What is expected: Lines containing the word "CORRELATION" are to be located and copied.

Excerpted records:
──────
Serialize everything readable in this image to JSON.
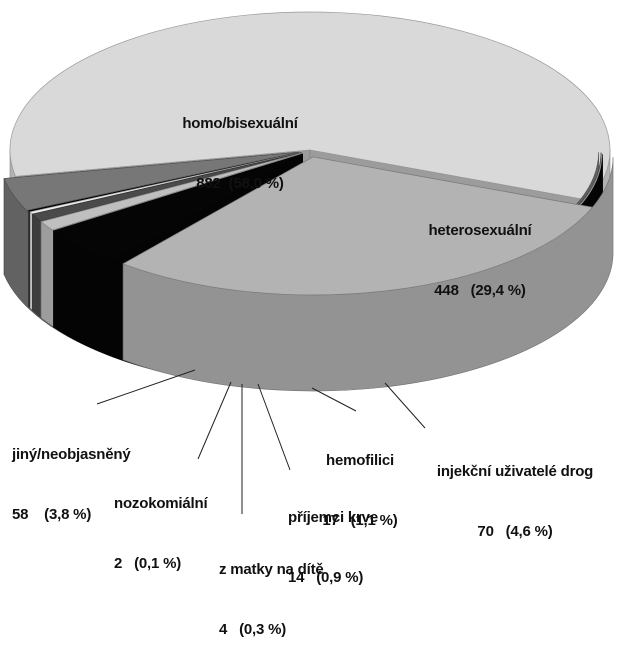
{
  "chart_data": {
    "type": "pie",
    "title": "",
    "style": "3d-exploded",
    "slices": [
      {
        "label": "homo/bisexuální",
        "value": 882,
        "percent_text": "(58,0 %)",
        "color": "#d9d9d9"
      },
      {
        "label": "heterosexuální",
        "value": 448,
        "percent_text": "(29,4 %)",
        "color": "#b3b3b3"
      },
      {
        "label": "injekční uživatelé drog",
        "value": 70,
        "percent_text": "(4,6 %)",
        "color": "#050505"
      },
      {
        "label": "hemofilici",
        "value": 17,
        "percent_text": "(1,1 %)",
        "color": "#bfbfbf"
      },
      {
        "label": "příjemci krve",
        "value": 14,
        "percent_text": "(0,9 %)",
        "color": "#4a4a4a"
      },
      {
        "label": "z matky na dítě",
        "value": 4,
        "percent_text": "(0,3 %)",
        "color": "#ececec"
      },
      {
        "label": "nozokomiální",
        "value": 2,
        "percent_text": "(0,1 %)",
        "color": "#000000"
      },
      {
        "label": "jiný/neobjasněný",
        "value": 58,
        "percent_text": "(3,8 %)",
        "color": "#777777"
      }
    ]
  }
}
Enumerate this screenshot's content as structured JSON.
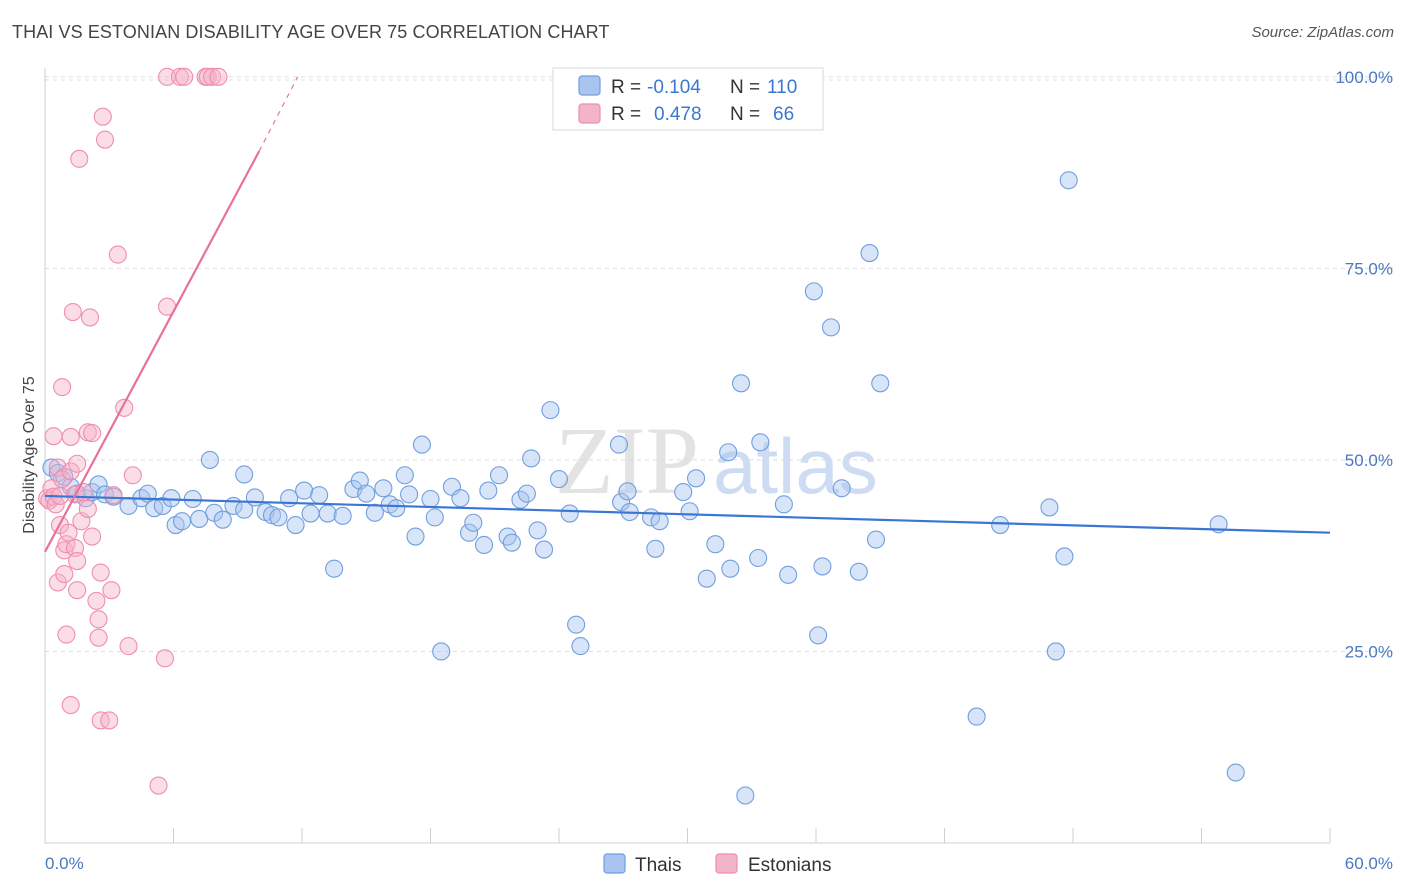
{
  "title": "THAI VS ESTONIAN DISABILITY AGE OVER 75 CORRELATION CHART",
  "source": "Source: ZipAtlas.com",
  "watermark": {
    "zip": "ZIP",
    "atlas": "atlas"
  },
  "legend_box": {
    "rows": [
      {
        "r_label": "R =",
        "r_value": "-0.104",
        "n_label": "N =",
        "n_value": "110",
        "color": "#a9c4ee"
      },
      {
        "r_label": "R =",
        "r_value": "0.478",
        "n_label": "N =",
        "n_value": "66",
        "color": "#f4b4c8"
      }
    ]
  },
  "bottom_legend": [
    {
      "label": "Thais",
      "color": "#a9c4ee"
    },
    {
      "label": "Estonians",
      "color": "#f4b4c8"
    }
  ],
  "chart_data": {
    "type": "scatter",
    "title": "THAI VS ESTONIAN DISABILITY AGE OVER 75 CORRELATION CHART",
    "xlabel": "",
    "ylabel": "Disability Age Over 75",
    "xlim": [
      0,
      60
    ],
    "ylim": [
      0,
      103
    ],
    "x_tick_labels": [
      "0.0%",
      "60.0%"
    ],
    "y_tick_values": [
      25,
      50,
      75,
      100
    ],
    "y_tick_labels": [
      "25.0%",
      "50.0%",
      "75.0%",
      "100.0%"
    ],
    "grid": true,
    "legend_position": "top-center",
    "series": [
      {
        "name": "Thais",
        "color": "#6f9fe0",
        "trend": {
          "x": [
            0,
            60
          ],
          "y": [
            45.3,
            40.5
          ],
          "color": "#3a77d4"
        },
        "points": [
          [
            0.3,
            49.0
          ],
          [
            0.6,
            48.3
          ],
          [
            0.9,
            47.8
          ],
          [
            1.2,
            46.5
          ],
          [
            1.5,
            45.6
          ],
          [
            1.9,
            45.0
          ],
          [
            2.2,
            45.8
          ],
          [
            2.5,
            46.8
          ],
          [
            2.8,
            45.5
          ],
          [
            3.2,
            45.2
          ],
          [
            3.9,
            44.0
          ],
          [
            4.5,
            45.0
          ],
          [
            4.8,
            45.6
          ],
          [
            5.1,
            43.7
          ],
          [
            5.5,
            44.0
          ],
          [
            5.9,
            45.0
          ],
          [
            6.1,
            41.5
          ],
          [
            6.4,
            42.0
          ],
          [
            6.9,
            44.9
          ],
          [
            7.2,
            42.3
          ],
          [
            7.7,
            50.0
          ],
          [
            7.9,
            43.1
          ],
          [
            8.3,
            42.2
          ],
          [
            8.8,
            44.0
          ],
          [
            9.3,
            43.5
          ],
          [
            9.3,
            48.1
          ],
          [
            9.8,
            45.1
          ],
          [
            10.3,
            43.2
          ],
          [
            10.6,
            42.8
          ],
          [
            10.9,
            42.5
          ],
          [
            11.4,
            45.0
          ],
          [
            11.7,
            41.5
          ],
          [
            12.1,
            46.0
          ],
          [
            12.4,
            43.0
          ],
          [
            12.8,
            45.4
          ],
          [
            13.2,
            43.0
          ],
          [
            13.5,
            35.8
          ],
          [
            13.9,
            42.7
          ],
          [
            14.4,
            46.2
          ],
          [
            14.7,
            47.3
          ],
          [
            15.0,
            45.6
          ],
          [
            15.4,
            43.1
          ],
          [
            15.8,
            46.3
          ],
          [
            16.1,
            44.2
          ],
          [
            16.4,
            43.7
          ],
          [
            16.8,
            48.0
          ],
          [
            17.0,
            45.5
          ],
          [
            17.3,
            40.0
          ],
          [
            17.6,
            52.0
          ],
          [
            18.0,
            44.9
          ],
          [
            18.2,
            42.5
          ],
          [
            18.5,
            25.0
          ],
          [
            19.0,
            46.5
          ],
          [
            19.4,
            45.0
          ],
          [
            19.8,
            40.5
          ],
          [
            20.0,
            41.8
          ],
          [
            20.5,
            38.9
          ],
          [
            20.7,
            46.0
          ],
          [
            21.2,
            48.0
          ],
          [
            21.6,
            40.0
          ],
          [
            21.8,
            39.2
          ],
          [
            22.2,
            44.8
          ],
          [
            22.5,
            45.6
          ],
          [
            22.7,
            50.2
          ],
          [
            23.0,
            40.8
          ],
          [
            23.3,
            38.3
          ],
          [
            23.6,
            56.5
          ],
          [
            24.0,
            47.5
          ],
          [
            24.5,
            43.0
          ],
          [
            24.8,
            28.5
          ],
          [
            25.0,
            25.7
          ],
          [
            26.8,
            52.0
          ],
          [
            26.9,
            44.5
          ],
          [
            27.2,
            45.9
          ],
          [
            27.3,
            43.2
          ],
          [
            28.3,
            42.5
          ],
          [
            28.5,
            38.4
          ],
          [
            28.7,
            42.0
          ],
          [
            29.8,
            45.8
          ],
          [
            30.1,
            43.3
          ],
          [
            30.4,
            47.6
          ],
          [
            30.9,
            34.5
          ],
          [
            31.3,
            39.0
          ],
          [
            31.9,
            51.0
          ],
          [
            32.0,
            35.8
          ],
          [
            32.5,
            60.0
          ],
          [
            32.7,
            6.2
          ],
          [
            33.3,
            37.2
          ],
          [
            33.4,
            52.3
          ],
          [
            34.5,
            44.2
          ],
          [
            34.7,
            35.0
          ],
          [
            35.9,
            72.0
          ],
          [
            36.1,
            27.1
          ],
          [
            36.3,
            36.1
          ],
          [
            36.7,
            67.3
          ],
          [
            37.2,
            46.3
          ],
          [
            38.0,
            35.4
          ],
          [
            38.5,
            77.0
          ],
          [
            38.8,
            39.6
          ],
          [
            39.0,
            60.0
          ],
          [
            43.5,
            16.5
          ],
          [
            44.6,
            41.5
          ],
          [
            46.9,
            43.8
          ],
          [
            47.2,
            25.0
          ],
          [
            47.6,
            37.4
          ],
          [
            47.8,
            86.5
          ],
          [
            54.8,
            41.6
          ],
          [
            55.6,
            9.2
          ]
        ]
      },
      {
        "name": "Estonians",
        "color": "#f08db0",
        "trend": {
          "x": [
            0,
            10.0
          ],
          "y": [
            38.0,
            90.3
          ],
          "dashed_to": [
            11.8,
            100.0
          ],
          "color": "#e8719c"
        },
        "points": [
          [
            0.1,
            45.0
          ],
          [
            0.2,
            44.7
          ],
          [
            0.3,
            46.3
          ],
          [
            0.4,
            45.2
          ],
          [
            0.4,
            53.1
          ],
          [
            0.5,
            44.2
          ],
          [
            0.6,
            49.0
          ],
          [
            0.6,
            34.0
          ],
          [
            0.7,
            45.3
          ],
          [
            0.7,
            41.5
          ],
          [
            0.8,
            47.5
          ],
          [
            0.8,
            59.5
          ],
          [
            0.9,
            38.2
          ],
          [
            0.9,
            35.1
          ],
          [
            1.0,
            39.0
          ],
          [
            1.0,
            27.2
          ],
          [
            1.1,
            40.5
          ],
          [
            1.2,
            48.5
          ],
          [
            1.2,
            53.0
          ],
          [
            1.2,
            18.0
          ],
          [
            1.3,
            69.3
          ],
          [
            1.4,
            45.5
          ],
          [
            1.4,
            38.5
          ],
          [
            1.5,
            36.8
          ],
          [
            1.5,
            49.5
          ],
          [
            1.5,
            33.0
          ],
          [
            1.6,
            89.3
          ],
          [
            1.7,
            42.0
          ],
          [
            1.8,
            45.8
          ],
          [
            2.0,
            53.6
          ],
          [
            2.0,
            43.6
          ],
          [
            2.1,
            68.6
          ],
          [
            2.2,
            53.5
          ],
          [
            2.2,
            40.0
          ],
          [
            2.4,
            31.6
          ],
          [
            2.5,
            26.8
          ],
          [
            2.5,
            29.2
          ],
          [
            2.6,
            16.0
          ],
          [
            2.6,
            35.3
          ],
          [
            2.7,
            94.8
          ],
          [
            2.8,
            91.8
          ],
          [
            3.0,
            16.0
          ],
          [
            3.1,
            33.0
          ],
          [
            3.2,
            45.4
          ],
          [
            3.4,
            76.8
          ],
          [
            3.7,
            56.8
          ],
          [
            3.9,
            25.7
          ],
          [
            4.1,
            48.0
          ],
          [
            5.3,
            7.5
          ],
          [
            5.6,
            24.1
          ],
          [
            5.7,
            70.0
          ],
          [
            5.7,
            100.0
          ],
          [
            6.3,
            100.0
          ],
          [
            6.5,
            100.0
          ],
          [
            7.5,
            100.0
          ],
          [
            7.6,
            100.0
          ],
          [
            7.8,
            100.0
          ],
          [
            8.1,
            100.0
          ]
        ]
      }
    ]
  }
}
──────
Full response:
  "title": "THAI VS ESTONIAN DISABILITY AGE OVER 75 CORRELATION CHART",
    "title": "THAI VS ESTONIAN DISABILITY AGE OVER 75 CORRELATION CHART",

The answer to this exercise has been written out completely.